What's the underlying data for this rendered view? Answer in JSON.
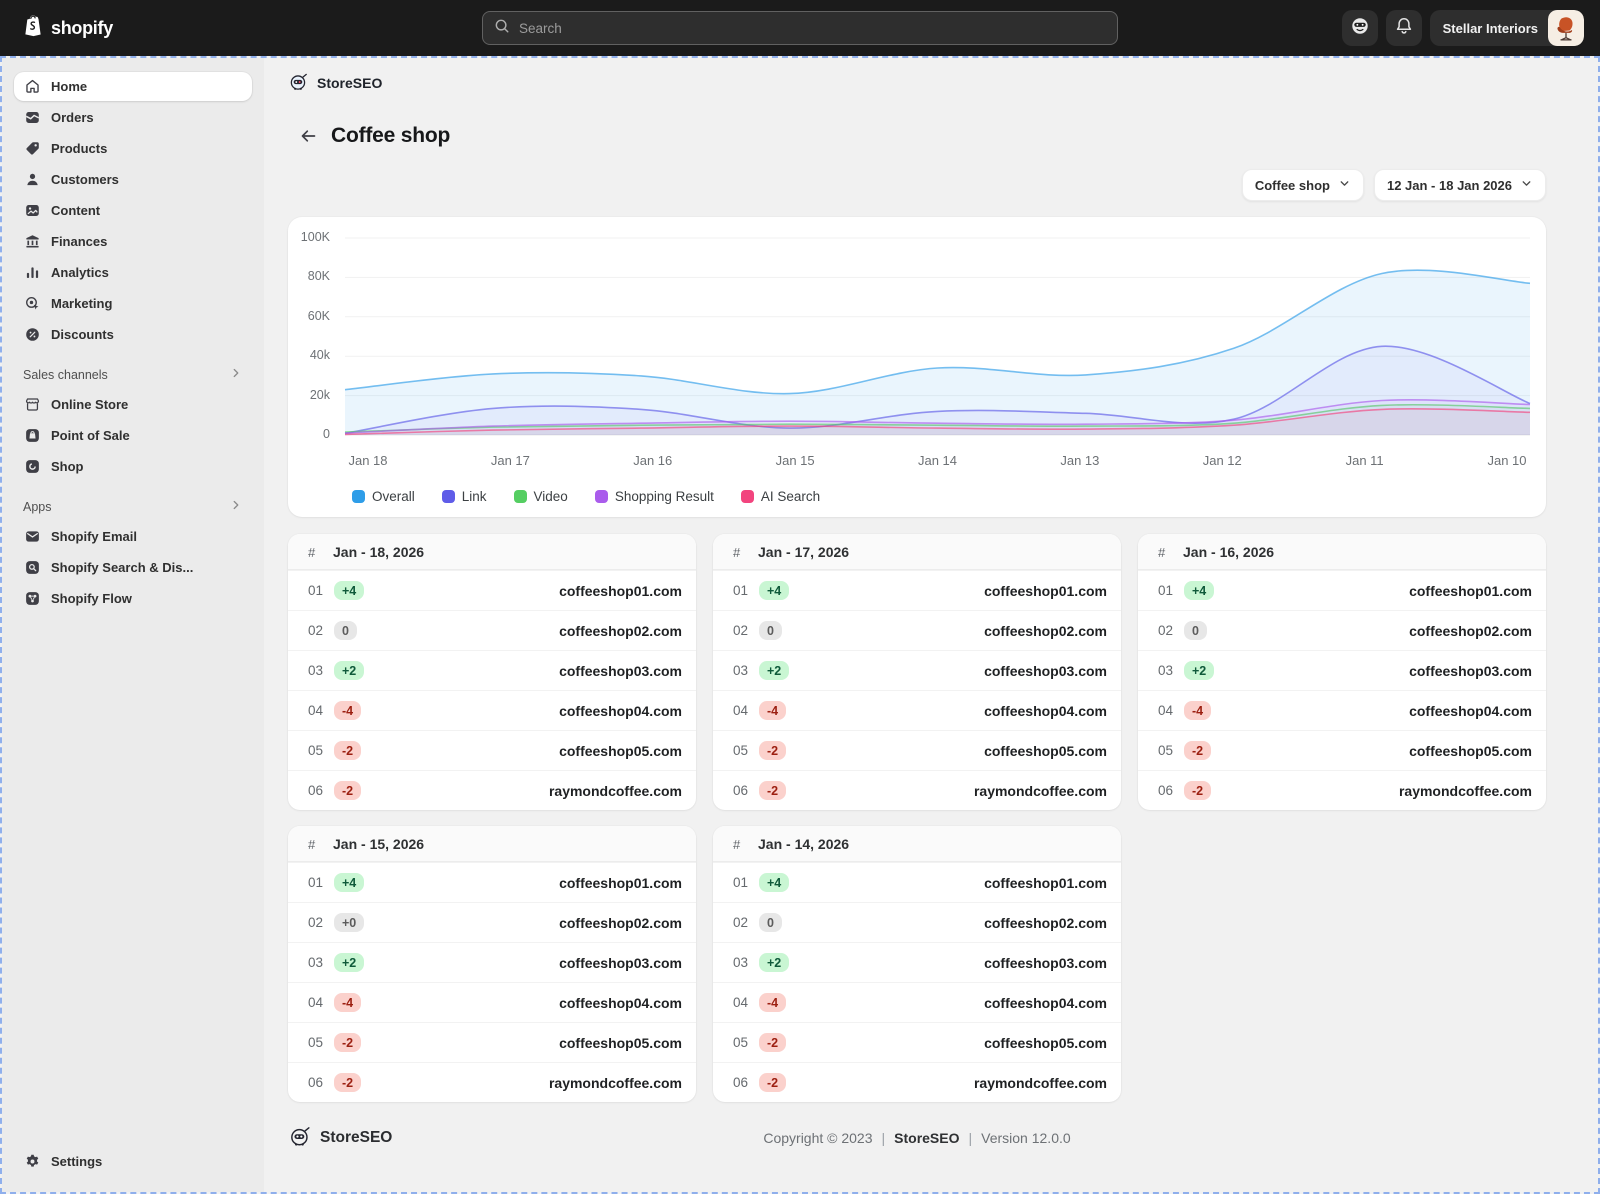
{
  "topbar": {
    "brand_label": "shopify",
    "search_placeholder": "Search",
    "store_name": "Stellar Interiors"
  },
  "sidebar": {
    "items": [
      {
        "label": "Home",
        "icon": "home",
        "active": true
      },
      {
        "label": "Orders",
        "icon": "orders"
      },
      {
        "label": "Products",
        "icon": "products"
      },
      {
        "label": "Customers",
        "icon": "customers"
      },
      {
        "label": "Content",
        "icon": "content"
      },
      {
        "label": "Finances",
        "icon": "finances"
      },
      {
        "label": "Analytics",
        "icon": "analytics"
      },
      {
        "label": "Marketing",
        "icon": "marketing"
      },
      {
        "label": "Discounts",
        "icon": "discounts"
      }
    ],
    "sections": [
      {
        "label": "Sales channels",
        "items": [
          {
            "label": "Online Store",
            "icon": "online-store"
          },
          {
            "label": "Point of Sale",
            "icon": "point-of-sale"
          },
          {
            "label": "Shop",
            "icon": "shop"
          }
        ]
      },
      {
        "label": "Apps",
        "items": [
          {
            "label": "Shopify Email",
            "icon": "email"
          },
          {
            "label": "Shopify Search & Dis...",
            "icon": "search-app"
          },
          {
            "label": "Shopify Flow",
            "icon": "flow"
          }
        ]
      }
    ],
    "settings_label": "Settings"
  },
  "main": {
    "app_name": "StoreSEO",
    "page_title": "Coffee shop",
    "filters": {
      "group_label": "Coffee shop",
      "date_range_label": "12 Jan - 18 Jan 2026"
    }
  },
  "chart_data": {
    "type": "area",
    "x": [
      "Jan 18",
      "Jan 17",
      "Jan 16",
      "Jan 15",
      "Jan 14",
      "Jan 13",
      "Jan 12",
      "Jan 11",
      "Jan 10"
    ],
    "series": [
      {
        "name": "Overall",
        "color": "#2E9DE8",
        "values": [
          23000,
          31000,
          30000,
          21000,
          34000,
          30500,
          44000,
          82000,
          77000
        ]
      },
      {
        "name": "Link",
        "color": "#5F5CE8",
        "values": [
          800,
          13500,
          13000,
          3500,
          12000,
          11000,
          8000,
          45000,
          16000
        ]
      },
      {
        "name": "Video",
        "color": "#55CE62",
        "values": [
          1500,
          4000,
          5000,
          5500,
          5000,
          4500,
          6000,
          15000,
          13500
        ]
      },
      {
        "name": "Shopping Result",
        "color": "#AA5CEC",
        "values": [
          1000,
          4500,
          6000,
          7000,
          6000,
          5500,
          7500,
          17500,
          15500
        ]
      },
      {
        "name": "AI Search",
        "color": "#F2447E",
        "values": [
          300,
          2500,
          3500,
          4500,
          3500,
          3000,
          5000,
          13000,
          11500
        ]
      }
    ],
    "ylim": [
      0,
      100000
    ],
    "yticks": [
      {
        "label": "100K",
        "value": 100000
      },
      {
        "label": "80K",
        "value": 80000
      },
      {
        "label": "60K",
        "value": 60000
      },
      {
        "label": "40k",
        "value": 40000
      },
      {
        "label": "20k",
        "value": 20000
      },
      {
        "label": "0",
        "value": 0
      }
    ],
    "grid": "horizontal",
    "legend_position": "bottom-left"
  },
  "rank_tables": {
    "rank_header": "#",
    "tables": [
      {
        "date": "Jan - 18, 2026",
        "rows": [
          {
            "rank": "01",
            "change": "+4",
            "domain": "coffeeshop01.com"
          },
          {
            "rank": "02",
            "change": "0",
            "domain": "coffeeshop02.com"
          },
          {
            "rank": "03",
            "change": "+2",
            "domain": "coffeeshop03.com"
          },
          {
            "rank": "04",
            "change": "-4",
            "domain": "coffeeshop04.com"
          },
          {
            "rank": "05",
            "change": "-2",
            "domain": "coffeeshop05.com"
          },
          {
            "rank": "06",
            "change": "-2",
            "domain": "raymondcoffee.com"
          }
        ]
      },
      {
        "date": "Jan - 17, 2026",
        "rows": [
          {
            "rank": "01",
            "change": "+4",
            "domain": "coffeeshop01.com"
          },
          {
            "rank": "02",
            "change": "0",
            "domain": "coffeeshop02.com"
          },
          {
            "rank": "03",
            "change": "+2",
            "domain": "coffeeshop03.com"
          },
          {
            "rank": "04",
            "change": "-4",
            "domain": "coffeeshop04.com"
          },
          {
            "rank": "05",
            "change": "-2",
            "domain": "coffeeshop05.com"
          },
          {
            "rank": "06",
            "change": "-2",
            "domain": "raymondcoffee.com"
          }
        ]
      },
      {
        "date": "Jan - 16, 2026",
        "rows": [
          {
            "rank": "01",
            "change": "+4",
            "domain": "coffeeshop01.com"
          },
          {
            "rank": "02",
            "change": "0",
            "domain": "coffeeshop02.com"
          },
          {
            "rank": "03",
            "change": "+2",
            "domain": "coffeeshop03.com"
          },
          {
            "rank": "04",
            "change": "-4",
            "domain": "coffeeshop04.com"
          },
          {
            "rank": "05",
            "change": "-2",
            "domain": "coffeeshop05.com"
          },
          {
            "rank": "06",
            "change": "-2",
            "domain": "raymondcoffee.com"
          }
        ]
      },
      {
        "date": "Jan - 15, 2026",
        "rows": [
          {
            "rank": "01",
            "change": "+4",
            "domain": "coffeeshop01.com"
          },
          {
            "rank": "02",
            "change": "+0",
            "domain": "coffeeshop02.com"
          },
          {
            "rank": "03",
            "change": "+2",
            "domain": "coffeeshop03.com"
          },
          {
            "rank": "04",
            "change": "-4",
            "domain": "coffeeshop04.com"
          },
          {
            "rank": "05",
            "change": "-2",
            "domain": "coffeeshop05.com"
          },
          {
            "rank": "06",
            "change": "-2",
            "domain": "raymondcoffee.com"
          }
        ]
      },
      {
        "date": "Jan - 14, 2026",
        "rows": [
          {
            "rank": "01",
            "change": "+4",
            "domain": "coffeeshop01.com"
          },
          {
            "rank": "02",
            "change": "0",
            "domain": "coffeeshop02.com"
          },
          {
            "rank": "03",
            "change": "+2",
            "domain": "coffeeshop03.com"
          },
          {
            "rank": "04",
            "change": "-4",
            "domain": "coffeeshop04.com"
          },
          {
            "rank": "05",
            "change": "-2",
            "domain": "coffeeshop05.com"
          },
          {
            "rank": "06",
            "change": "-2",
            "domain": "raymondcoffee.com"
          }
        ]
      }
    ]
  },
  "footer": {
    "logo_text": "StoreSEO",
    "copyright": {
      "prefix": "Copyright © 2023",
      "separator": "|",
      "brand": "StoreSEO",
      "version": "Version 12.0.0"
    }
  },
  "colors": {
    "topbar_bg": "#1b1b1b",
    "sidebar_bg": "#ebebeb",
    "content_bg": "#f1f1f1",
    "badge_up_bg": "#c9f6d3",
    "badge_up_text": "#0f5a3a",
    "badge_down_bg": "#fbd1cc",
    "badge_down_text": "#9c1f11",
    "badge_zero_bg": "#e7e7e7",
    "badge_zero_text": "#5c5c5c"
  }
}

● What is required:
Transcribe the entries above verbatim, omitting their pictures.

● Exercise output:
What's the underlying data for this rendered view? Answer in JSON.
{
  "topbar": {
    "brand_label": "shopify",
    "search_placeholder": "Search",
    "store_name": "Stellar Interiors"
  },
  "sidebar": {
    "items": [
      {
        "label": "Home",
        "icon": "home",
        "active": true
      },
      {
        "label": "Orders",
        "icon": "orders"
      },
      {
        "label": "Products",
        "icon": "products"
      },
      {
        "label": "Customers",
        "icon": "customers"
      },
      {
        "label": "Content",
        "icon": "content"
      },
      {
        "label": "Finances",
        "icon": "finances"
      },
      {
        "label": "Analytics",
        "icon": "analytics"
      },
      {
        "label": "Marketing",
        "icon": "marketing"
      },
      {
        "label": "Discounts",
        "icon": "discounts"
      }
    ],
    "sections": [
      {
        "label": "Sales channels",
        "items": [
          {
            "label": "Online Store",
            "icon": "online-store"
          },
          {
            "label": "Point of Sale",
            "icon": "point-of-sale"
          },
          {
            "label": "Shop",
            "icon": "shop"
          }
        ]
      },
      {
        "label": "Apps",
        "items": [
          {
            "label": "Shopify Email",
            "icon": "email"
          },
          {
            "label": "Shopify Search & Dis...",
            "icon": "search-app"
          },
          {
            "label": "Shopify Flow",
            "icon": "flow"
          }
        ]
      }
    ],
    "settings_label": "Settings"
  },
  "main": {
    "app_name": "StoreSEO",
    "page_title": "Coffee shop",
    "filters": {
      "group_label": "Coffee shop",
      "date_range_label": "12 Jan - 18 Jan 2026"
    }
  },
  "chart_data": {
    "type": "area",
    "x": [
      "Jan 18",
      "Jan 17",
      "Jan 16",
      "Jan 15",
      "Jan 14",
      "Jan 13",
      "Jan 12",
      "Jan 11",
      "Jan 10"
    ],
    "series": [
      {
        "name": "Overall",
        "color": "#2E9DE8",
        "values": [
          23000,
          31000,
          30000,
          21000,
          34000,
          30500,
          44000,
          82000,
          77000
        ]
      },
      {
        "name": "Link",
        "color": "#5F5CE8",
        "values": [
          800,
          13500,
          13000,
          3500,
          12000,
          11000,
          8000,
          45000,
          16000
        ]
      },
      {
        "name": "Video",
        "color": "#55CE62",
        "values": [
          1500,
          4000,
          5000,
          5500,
          5000,
          4500,
          6000,
          15000,
          13500
        ]
      },
      {
        "name": "Shopping Result",
        "color": "#AA5CEC",
        "values": [
          1000,
          4500,
          6000,
          7000,
          6000,
          5500,
          7500,
          17500,
          15500
        ]
      },
      {
        "name": "AI Search",
        "color": "#F2447E",
        "values": [
          300,
          2500,
          3500,
          4500,
          3500,
          3000,
          5000,
          13000,
          11500
        ]
      }
    ],
    "ylim": [
      0,
      100000
    ],
    "yticks": [
      {
        "label": "100K",
        "value": 100000
      },
      {
        "label": "80K",
        "value": 80000
      },
      {
        "label": "60K",
        "value": 60000
      },
      {
        "label": "40k",
        "value": 40000
      },
      {
        "label": "20k",
        "value": 20000
      },
      {
        "label": "0",
        "value": 0
      }
    ],
    "grid": "horizontal",
    "legend_position": "bottom-left"
  },
  "rank_tables": {
    "rank_header": "#",
    "tables": [
      {
        "date": "Jan - 18, 2026",
        "rows": [
          {
            "rank": "01",
            "change": "+4",
            "domain": "coffeeshop01.com"
          },
          {
            "rank": "02",
            "change": "0",
            "domain": "coffeeshop02.com"
          },
          {
            "rank": "03",
            "change": "+2",
            "domain": "coffeeshop03.com"
          },
          {
            "rank": "04",
            "change": "-4",
            "domain": "coffeeshop04.com"
          },
          {
            "rank": "05",
            "change": "-2",
            "domain": "coffeeshop05.com"
          },
          {
            "rank": "06",
            "change": "-2",
            "domain": "raymondcoffee.com"
          }
        ]
      },
      {
        "date": "Jan - 17, 2026",
        "rows": [
          {
            "rank": "01",
            "change": "+4",
            "domain": "coffeeshop01.com"
          },
          {
            "rank": "02",
            "change": "0",
            "domain": "coffeeshop02.com"
          },
          {
            "rank": "03",
            "change": "+2",
            "domain": "coffeeshop03.com"
          },
          {
            "rank": "04",
            "change": "-4",
            "domain": "coffeeshop04.com"
          },
          {
            "rank": "05",
            "change": "-2",
            "domain": "coffeeshop05.com"
          },
          {
            "rank": "06",
            "change": "-2",
            "domain": "raymondcoffee.com"
          }
        ]
      },
      {
        "date": "Jan - 16, 2026",
        "rows": [
          {
            "rank": "01",
            "change": "+4",
            "domain": "coffeeshop01.com"
          },
          {
            "rank": "02",
            "change": "0",
            "domain": "coffeeshop02.com"
          },
          {
            "rank": "03",
            "change": "+2",
            "domain": "coffeeshop03.com"
          },
          {
            "rank": "04",
            "change": "-4",
            "domain": "coffeeshop04.com"
          },
          {
            "rank": "05",
            "change": "-2",
            "domain": "coffeeshop05.com"
          },
          {
            "rank": "06",
            "change": "-2",
            "domain": "raymondcoffee.com"
          }
        ]
      },
      {
        "date": "Jan - 15, 2026",
        "rows": [
          {
            "rank": "01",
            "change": "+4",
            "domain": "coffeeshop01.com"
          },
          {
            "rank": "02",
            "change": "+0",
            "domain": "coffeeshop02.com"
          },
          {
            "rank": "03",
            "change": "+2",
            "domain": "coffeeshop03.com"
          },
          {
            "rank": "04",
            "change": "-4",
            "domain": "coffeeshop04.com"
          },
          {
            "rank": "05",
            "change": "-2",
            "domain": "coffeeshop05.com"
          },
          {
            "rank": "06",
            "change": "-2",
            "domain": "raymondcoffee.com"
          }
        ]
      },
      {
        "date": "Jan - 14, 2026",
        "rows": [
          {
            "rank": "01",
            "change": "+4",
            "domain": "coffeeshop01.com"
          },
          {
            "rank": "02",
            "change": "0",
            "domain": "coffeeshop02.com"
          },
          {
            "rank": "03",
            "change": "+2",
            "domain": "coffeeshop03.com"
          },
          {
            "rank": "04",
            "change": "-4",
            "domain": "coffeeshop04.com"
          },
          {
            "rank": "05",
            "change": "-2",
            "domain": "coffeeshop05.com"
          },
          {
            "rank": "06",
            "change": "-2",
            "domain": "raymondcoffee.com"
          }
        ]
      }
    ]
  },
  "footer": {
    "logo_text": "StoreSEO",
    "copyright": {
      "prefix": "Copyright © 2023",
      "separator": "|",
      "brand": "StoreSEO",
      "version": "Version 12.0.0"
    }
  },
  "colors": {
    "topbar_bg": "#1b1b1b",
    "sidebar_bg": "#ebebeb",
    "content_bg": "#f1f1f1",
    "badge_up_bg": "#c9f6d3",
    "badge_up_text": "#0f5a3a",
    "badge_down_bg": "#fbd1cc",
    "badge_down_text": "#9c1f11",
    "badge_zero_bg": "#e7e7e7",
    "badge_zero_text": "#5c5c5c"
  }
}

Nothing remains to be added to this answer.